#### [THE EXERCISE]
In full and without alteration, repeat the material.

[Entries from a dataset]
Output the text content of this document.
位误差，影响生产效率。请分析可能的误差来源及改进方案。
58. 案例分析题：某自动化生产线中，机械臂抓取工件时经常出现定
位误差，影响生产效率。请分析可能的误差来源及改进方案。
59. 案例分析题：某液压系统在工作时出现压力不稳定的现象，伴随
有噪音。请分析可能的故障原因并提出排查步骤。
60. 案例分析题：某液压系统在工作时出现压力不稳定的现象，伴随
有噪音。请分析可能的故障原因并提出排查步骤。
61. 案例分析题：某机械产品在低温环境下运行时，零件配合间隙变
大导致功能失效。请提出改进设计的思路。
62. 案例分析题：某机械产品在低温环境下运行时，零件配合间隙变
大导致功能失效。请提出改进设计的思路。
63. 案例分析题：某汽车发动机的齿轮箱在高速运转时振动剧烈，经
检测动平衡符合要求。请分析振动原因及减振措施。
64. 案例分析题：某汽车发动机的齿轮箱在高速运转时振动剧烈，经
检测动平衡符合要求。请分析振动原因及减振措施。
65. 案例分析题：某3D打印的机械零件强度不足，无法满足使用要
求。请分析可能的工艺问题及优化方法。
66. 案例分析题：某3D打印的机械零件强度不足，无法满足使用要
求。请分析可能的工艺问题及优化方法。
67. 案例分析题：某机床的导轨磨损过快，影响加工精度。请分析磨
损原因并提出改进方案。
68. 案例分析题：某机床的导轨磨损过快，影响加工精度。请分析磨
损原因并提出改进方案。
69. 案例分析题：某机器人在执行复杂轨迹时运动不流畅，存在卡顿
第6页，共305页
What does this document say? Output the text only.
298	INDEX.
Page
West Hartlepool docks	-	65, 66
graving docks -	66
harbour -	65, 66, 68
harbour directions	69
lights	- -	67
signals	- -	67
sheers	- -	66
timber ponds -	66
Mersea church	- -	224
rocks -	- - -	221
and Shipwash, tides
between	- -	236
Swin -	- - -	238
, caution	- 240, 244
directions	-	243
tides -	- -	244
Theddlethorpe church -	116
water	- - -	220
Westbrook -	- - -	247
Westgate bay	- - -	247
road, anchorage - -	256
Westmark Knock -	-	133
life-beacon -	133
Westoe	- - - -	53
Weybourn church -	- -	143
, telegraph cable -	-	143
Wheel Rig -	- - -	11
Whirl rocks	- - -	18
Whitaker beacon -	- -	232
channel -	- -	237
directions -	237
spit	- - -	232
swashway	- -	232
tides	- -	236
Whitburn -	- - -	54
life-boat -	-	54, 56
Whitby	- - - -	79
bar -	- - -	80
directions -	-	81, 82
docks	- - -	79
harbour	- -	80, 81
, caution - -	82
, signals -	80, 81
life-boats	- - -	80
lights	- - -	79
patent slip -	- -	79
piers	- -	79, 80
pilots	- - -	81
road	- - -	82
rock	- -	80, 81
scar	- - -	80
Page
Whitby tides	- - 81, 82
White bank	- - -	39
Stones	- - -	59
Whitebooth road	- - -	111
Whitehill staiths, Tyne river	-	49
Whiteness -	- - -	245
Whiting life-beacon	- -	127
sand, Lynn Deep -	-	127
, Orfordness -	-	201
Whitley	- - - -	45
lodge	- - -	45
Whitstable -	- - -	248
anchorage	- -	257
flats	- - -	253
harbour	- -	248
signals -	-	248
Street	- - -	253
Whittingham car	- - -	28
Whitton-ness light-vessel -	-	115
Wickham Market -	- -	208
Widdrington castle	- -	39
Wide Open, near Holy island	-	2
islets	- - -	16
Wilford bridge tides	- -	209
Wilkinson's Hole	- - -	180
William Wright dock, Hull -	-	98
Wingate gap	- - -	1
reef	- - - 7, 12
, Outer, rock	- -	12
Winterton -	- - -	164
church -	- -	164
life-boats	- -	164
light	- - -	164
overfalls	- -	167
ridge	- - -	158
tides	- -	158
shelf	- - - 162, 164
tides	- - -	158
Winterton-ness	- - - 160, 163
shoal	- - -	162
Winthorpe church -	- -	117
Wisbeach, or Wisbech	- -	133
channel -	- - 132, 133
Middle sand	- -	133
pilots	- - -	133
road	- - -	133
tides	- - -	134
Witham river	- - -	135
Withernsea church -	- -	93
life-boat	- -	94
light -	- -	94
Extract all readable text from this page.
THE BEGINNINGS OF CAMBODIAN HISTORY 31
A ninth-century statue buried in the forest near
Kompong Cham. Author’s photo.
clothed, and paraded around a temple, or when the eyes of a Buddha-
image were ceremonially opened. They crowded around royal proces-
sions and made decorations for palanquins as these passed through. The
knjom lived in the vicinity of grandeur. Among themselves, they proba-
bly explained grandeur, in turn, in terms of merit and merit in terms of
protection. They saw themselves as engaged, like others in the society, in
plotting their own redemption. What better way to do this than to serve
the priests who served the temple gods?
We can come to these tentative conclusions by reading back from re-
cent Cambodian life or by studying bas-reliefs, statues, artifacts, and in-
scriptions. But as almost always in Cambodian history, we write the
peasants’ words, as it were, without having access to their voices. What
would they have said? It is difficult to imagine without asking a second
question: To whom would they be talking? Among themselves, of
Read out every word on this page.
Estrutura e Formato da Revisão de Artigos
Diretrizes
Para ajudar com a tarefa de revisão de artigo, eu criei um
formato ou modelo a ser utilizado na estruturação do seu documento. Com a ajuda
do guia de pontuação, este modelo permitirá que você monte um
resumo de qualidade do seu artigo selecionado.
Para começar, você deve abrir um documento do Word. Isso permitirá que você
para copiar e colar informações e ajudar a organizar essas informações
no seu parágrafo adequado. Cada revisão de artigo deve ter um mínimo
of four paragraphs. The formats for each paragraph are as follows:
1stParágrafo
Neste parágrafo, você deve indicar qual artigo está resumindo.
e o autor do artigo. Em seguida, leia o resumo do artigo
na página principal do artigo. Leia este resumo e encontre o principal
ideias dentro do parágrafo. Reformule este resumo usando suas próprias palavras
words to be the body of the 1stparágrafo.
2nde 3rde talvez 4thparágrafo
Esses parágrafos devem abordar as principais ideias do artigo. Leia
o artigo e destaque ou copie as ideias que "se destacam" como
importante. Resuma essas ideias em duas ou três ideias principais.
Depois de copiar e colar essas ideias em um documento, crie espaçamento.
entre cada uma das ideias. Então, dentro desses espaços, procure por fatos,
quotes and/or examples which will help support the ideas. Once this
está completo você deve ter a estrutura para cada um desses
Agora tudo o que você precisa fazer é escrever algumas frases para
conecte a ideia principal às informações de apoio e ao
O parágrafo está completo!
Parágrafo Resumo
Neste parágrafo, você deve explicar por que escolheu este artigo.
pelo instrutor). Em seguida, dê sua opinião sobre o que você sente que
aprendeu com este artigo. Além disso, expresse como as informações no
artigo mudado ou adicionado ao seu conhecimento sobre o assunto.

#### [SOLUTION TO THIS EXERCISE]
Output the text content of this document.
位误差，影响生产效率。请分析可能的误差来源及改进方案。
58. 案例分析题：某自动化生产线中，机械臂抓取工件时经常出现定
位误差，影响生产效率。请分析可能的误差来源及改进方案。
59. 案例分析题：某液压系统在工作时出现压力不稳定的现象，伴随
有噪音。请分析可能的故障原因并提出排查步骤。
60. 案例分析题：某液压系统在工作时出现压力不稳定的现象，伴随
有噪音。请分析可能的故障原因并提出排查步骤。
61. 案例分析题：某机械产品在低温环境下运行时，零件配合间隙变
大导致功能失效。请提出改进设计的思路。
62. 案例分析题：某机械产品在低温环境下运行时，零件配合间隙变
大导致功能失效。请提出改进设计的思路。
63. 案例分析题：某汽车发动机的齿轮箱在高速运转时振动剧烈，经
检测动平衡符合要求。请分析振动原因及减振措施。
64. 案例分析题：某汽车发动机的齿轮箱在高速运转时振动剧烈，经
检测动平衡符合要求。请分析振动原因及减振措施。
65. 案例分析题：某3D打印的机械零件强度不足，无法满足使用要
求。请分析可能的工艺问题及优化方法。
66. 案例分析题：某3D打印的机械零件强度不足，无法满足使用要
求。请分析可能的工艺问题及优化方法。
67. 案例分析题：某机床的导轨磨损过快，影响加工精度。请分析磨
损原因并提出改进方案。
68. 案例分析题：某机床的导轨磨损过快，影响加工精度。请分析磨
损原因并提出改进方案。
69. 案例分析题：某机器人在执行复杂轨迹时运动不流畅，存在卡顿
第6页，共305页
What does this document say? Output the text only.
298	INDEX.
Page
West Hartlepool docks	-	65, 66
graving docks -	66
harbour -	65, 66, 68
harbour directions	69
lights	- -	67
signals	- -	67
sheers	- -	66
timber ponds -	66
Mersea church	- -	224
rocks -	- - -	221
and Shipwash, tides
between	- -	236
Swin -	- - -	238
, caution	- 240, 244
directions	-	243
tides -	- -	244
Theddlethorpe church -	116
water	- - -	220
Westbrook -	- - -	247
Westgate bay	- - -	247
road, anchorage - -	256
Westmark Knock -	-	133
life-beacon -	133
Westoe	- - - -	53
Weybourn church -	- -	143
, telegraph cable -	-	143
Wheel Rig -	- - -	11
Whirl rocks	- - -	18
Whitaker beacon -	- -	232
channel -	- -	237
directions -	237
spit	- - -	232
swashway	- -	232
tides	- -	236
Whitburn -	- - -	54
life-boat -	-	54, 56
Whitby	- - - -	79
bar -	- - -	80
directions -	-	81, 82
docks	- - -	79
harbour	- -	80, 81
, caution - -	82
, signals -	80, 81
life-boats	- - -	80
lights	- - -	79
patent slip -	- -	79
piers	- -	79, 80
pilots	- - -	81
road	- - -	82
rock	- -	80, 81
scar	- - -	80
Page
Whitby tides	- - 81, 82
White bank	- - -	39
Stones	- - -	59
Whitebooth road	- - -	111
Whitehill staiths, Tyne river	-	49
Whiteness -	- - -	245
Whiting life-beacon	- -	127
sand, Lynn Deep -	-	127
, Orfordness -	-	201
Whitley	- - - -	45
lodge	- - -	45
Whitstable -	- - -	248
anchorage	- -	257
flats	- - -	253
harbour	- -	248
signals -	-	248
Street	- - -	253
Whittingham car	- - -	28
Whitton-ness light-vessel -	-	115
Wickham Market -	- -	208
Widdrington castle	- -	39
Wide Open, near Holy island	-	2
islets	- - -	16
Wilford bridge tides	- -	209
Wilkinson's Hole	- - -	180
William Wright dock, Hull -	-	98
Wingate gap	- - -	1
reef	- - - 7, 12
, Outer, rock	- -	12
Winterton -	- - -	164
church -	- -	164
life-boats	- -	164
light	- - -	164
overfalls	- -	167
ridge	- - -	158
tides	- -	158
shelf	- - - 162, 164
tides	- - -	158
Winterton-ness	- - - 160, 163
shoal	- - -	162
Winthorpe church -	- -	117
Wisbeach, or Wisbech	- -	133
channel -	- - 132, 133
Middle sand	- -	133
pilots	- - -	133
road	- - -	133
tides	- - -	134
Witham river	- - -	135
Withernsea church -	- -	93
life-boat	- -	94
light -	- -	94
Extract all readable text from this page.
THE BEGINNINGS OF CAMBODIAN HISTORY 31
A ninth-century statue buried in the forest near
Kompong Cham. Author’s photo.
clothed, and paraded around a temple, or when the eyes of a Buddha-
image were ceremonially opened. They crowded around royal proces-
sions and made decorations for palanquins as these passed through. The
knjom lived in the vicinity of grandeur. Among themselves, they proba-
bly explained grandeur, in turn, in terms of merit and merit in terms of
protection. They saw themselves as engaged, like others in the society, in
plotting their own redemption. What better way to do this than to serve
the priests who served the temple gods?
We can come to these tentative conclusions by reading back from re-
cent Cambodian life or by studying bas-reliefs, statues, artifacts, and in-
scriptions. But as almost always in Cambodian history, we write the
peasants’ words, as it were, without having access to their voices. What
would they have said? It is difficult to imagine without asking a second
question: To whom would they be talking? Among themselves, of
Read out every word on this page.
Estrutura e Formato da Revisão de Artigos
Diretrizes
Para ajudar com a tarefa de revisão de artigo, eu criei um
formato ou modelo a ser utilizado na estruturação do seu documento. Com a ajuda
do guia de pontuação, este modelo permitirá que você monte um
resumo de qualidade do seu artigo selecionado.
Para começar, você deve abrir um documento do Word. Isso permitirá que você
para copiar e colar informações e ajudar a organizar essas informações
no seu parágrafo adequado. Cada revisão de artigo deve ter um mínimo
of four paragraphs. The formats for each paragraph are as follows:
1stParágrafo
Neste parágrafo, você deve indicar qual artigo está resumindo.
e o autor do artigo. Em seguida, leia o resumo do artigo
na página principal do artigo. Leia este resumo e encontre o principal
ideias dentro do parágrafo. Reformule este resumo usando suas próprias palavras
words to be the body of the 1stparágrafo.
2nde 3rde talvez 4thparágrafo
Esses parágrafos devem abordar as principais ideias do artigo. Leia
o artigo e destaque ou copie as ideias que "se destacam" como
importante. Resuma essas ideias em duas ou três ideias principais.
Depois de copiar e colar essas ideias em um documento, crie espaçamento.
entre cada uma das ideias. Então, dentro desses espaços, procure por fatos,
quotes and/or examples which will help support the ideas. Once this
está completo você deve ter a estrutura para cada um desses
Agora tudo o que você precisa fazer é escrever algumas frases para
conecte a ideia principal às informações de apoio e ao
O parágrafo está completo!
Parágrafo Resumo
Neste parágrafo, você deve explicar por que escolheu este artigo.
pelo instrutor). Em seguida, dê sua opinião sobre o que você sente que
aprendeu com este artigo. Além disso, expresse como as informações no
artigo mudado ou adicionado ao seu conhecimento sobre o assunto.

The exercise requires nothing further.